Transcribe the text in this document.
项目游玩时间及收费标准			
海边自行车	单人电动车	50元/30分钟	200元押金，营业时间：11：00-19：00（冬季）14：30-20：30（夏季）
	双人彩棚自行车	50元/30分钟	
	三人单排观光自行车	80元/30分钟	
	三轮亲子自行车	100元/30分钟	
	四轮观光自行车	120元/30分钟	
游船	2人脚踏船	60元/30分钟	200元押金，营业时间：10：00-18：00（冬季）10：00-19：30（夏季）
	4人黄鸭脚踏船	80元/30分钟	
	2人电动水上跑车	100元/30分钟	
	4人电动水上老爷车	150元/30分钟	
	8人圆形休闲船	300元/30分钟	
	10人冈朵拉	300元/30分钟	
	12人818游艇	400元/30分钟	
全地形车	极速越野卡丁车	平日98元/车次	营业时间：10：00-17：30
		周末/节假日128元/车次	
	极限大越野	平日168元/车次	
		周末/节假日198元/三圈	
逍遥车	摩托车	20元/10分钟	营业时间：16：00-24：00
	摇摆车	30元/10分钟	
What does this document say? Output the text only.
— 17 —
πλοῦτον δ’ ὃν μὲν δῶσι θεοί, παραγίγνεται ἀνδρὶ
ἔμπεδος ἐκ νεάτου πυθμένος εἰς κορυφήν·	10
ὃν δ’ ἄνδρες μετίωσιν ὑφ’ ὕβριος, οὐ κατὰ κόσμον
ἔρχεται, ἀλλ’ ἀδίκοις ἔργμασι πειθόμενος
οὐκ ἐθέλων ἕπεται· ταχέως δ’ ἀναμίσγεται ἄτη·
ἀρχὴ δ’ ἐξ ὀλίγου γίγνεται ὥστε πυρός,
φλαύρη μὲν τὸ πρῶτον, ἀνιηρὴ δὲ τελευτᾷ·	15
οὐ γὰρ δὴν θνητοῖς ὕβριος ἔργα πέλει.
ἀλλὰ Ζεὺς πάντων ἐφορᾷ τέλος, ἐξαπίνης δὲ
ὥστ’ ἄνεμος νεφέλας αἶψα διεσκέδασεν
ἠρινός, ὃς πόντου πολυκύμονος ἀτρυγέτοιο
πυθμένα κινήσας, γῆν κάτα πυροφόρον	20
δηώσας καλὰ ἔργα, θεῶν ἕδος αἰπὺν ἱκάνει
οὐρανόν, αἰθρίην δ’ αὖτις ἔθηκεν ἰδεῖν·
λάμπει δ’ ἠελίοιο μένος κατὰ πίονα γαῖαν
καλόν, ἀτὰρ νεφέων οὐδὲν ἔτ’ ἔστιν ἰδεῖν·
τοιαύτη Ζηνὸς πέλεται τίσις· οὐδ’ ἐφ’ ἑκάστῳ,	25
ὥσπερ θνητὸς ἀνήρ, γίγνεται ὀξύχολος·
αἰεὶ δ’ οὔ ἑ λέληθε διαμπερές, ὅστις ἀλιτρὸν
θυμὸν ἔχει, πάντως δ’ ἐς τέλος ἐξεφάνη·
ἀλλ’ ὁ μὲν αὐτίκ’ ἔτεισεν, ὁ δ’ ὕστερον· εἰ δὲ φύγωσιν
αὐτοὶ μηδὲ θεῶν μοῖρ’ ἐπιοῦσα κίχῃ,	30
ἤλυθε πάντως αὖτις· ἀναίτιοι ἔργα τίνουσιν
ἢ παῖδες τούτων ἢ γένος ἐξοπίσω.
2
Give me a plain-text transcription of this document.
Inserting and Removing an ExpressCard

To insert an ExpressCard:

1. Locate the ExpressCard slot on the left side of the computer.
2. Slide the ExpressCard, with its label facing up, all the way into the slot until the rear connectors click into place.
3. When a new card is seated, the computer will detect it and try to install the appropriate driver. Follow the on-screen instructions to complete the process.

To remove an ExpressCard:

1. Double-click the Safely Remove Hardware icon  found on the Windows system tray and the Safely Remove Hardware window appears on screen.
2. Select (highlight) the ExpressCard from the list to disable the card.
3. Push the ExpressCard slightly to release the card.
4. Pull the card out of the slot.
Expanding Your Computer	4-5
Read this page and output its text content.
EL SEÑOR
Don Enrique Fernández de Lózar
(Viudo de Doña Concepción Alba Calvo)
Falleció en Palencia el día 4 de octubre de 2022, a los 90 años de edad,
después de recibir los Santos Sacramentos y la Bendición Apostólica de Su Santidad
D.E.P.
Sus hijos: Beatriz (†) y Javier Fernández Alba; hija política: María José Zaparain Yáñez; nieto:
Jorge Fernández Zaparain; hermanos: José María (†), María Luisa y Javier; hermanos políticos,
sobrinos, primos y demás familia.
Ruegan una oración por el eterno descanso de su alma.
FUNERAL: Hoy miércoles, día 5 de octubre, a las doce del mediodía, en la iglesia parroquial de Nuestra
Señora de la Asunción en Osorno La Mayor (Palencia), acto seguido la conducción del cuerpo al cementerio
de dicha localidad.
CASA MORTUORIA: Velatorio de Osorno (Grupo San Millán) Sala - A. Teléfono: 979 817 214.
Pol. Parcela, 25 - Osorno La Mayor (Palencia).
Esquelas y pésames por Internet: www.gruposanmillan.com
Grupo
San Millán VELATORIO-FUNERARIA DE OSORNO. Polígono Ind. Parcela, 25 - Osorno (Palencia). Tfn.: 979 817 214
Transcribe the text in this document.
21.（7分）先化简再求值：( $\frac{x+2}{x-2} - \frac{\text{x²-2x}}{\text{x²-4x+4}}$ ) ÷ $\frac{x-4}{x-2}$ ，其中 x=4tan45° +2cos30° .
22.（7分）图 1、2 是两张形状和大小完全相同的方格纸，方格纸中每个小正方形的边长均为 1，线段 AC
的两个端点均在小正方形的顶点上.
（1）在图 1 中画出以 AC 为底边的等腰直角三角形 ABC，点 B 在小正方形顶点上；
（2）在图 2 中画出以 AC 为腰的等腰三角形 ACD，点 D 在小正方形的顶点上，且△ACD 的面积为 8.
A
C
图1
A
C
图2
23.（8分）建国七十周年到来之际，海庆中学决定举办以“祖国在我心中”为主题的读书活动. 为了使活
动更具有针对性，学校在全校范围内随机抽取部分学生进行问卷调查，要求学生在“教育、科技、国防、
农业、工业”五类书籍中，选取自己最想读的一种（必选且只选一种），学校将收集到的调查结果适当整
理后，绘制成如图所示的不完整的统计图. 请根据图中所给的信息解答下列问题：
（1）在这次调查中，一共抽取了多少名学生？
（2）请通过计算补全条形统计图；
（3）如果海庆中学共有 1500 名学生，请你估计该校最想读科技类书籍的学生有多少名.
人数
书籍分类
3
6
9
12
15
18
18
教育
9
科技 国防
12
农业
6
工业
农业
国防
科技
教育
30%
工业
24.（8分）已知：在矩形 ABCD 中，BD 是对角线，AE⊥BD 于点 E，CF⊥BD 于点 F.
------------
Your goal:
Show every line where the string "κατὰ" appears.

Task solution:
ὃν δ’ ἄνδρες μετίωσιν ὑφ’ ὕβριος, οὐ κατὰ κόσμον
λάμπει δ’ ἠελίοιο μένος κατὰ πίονα γαῖαν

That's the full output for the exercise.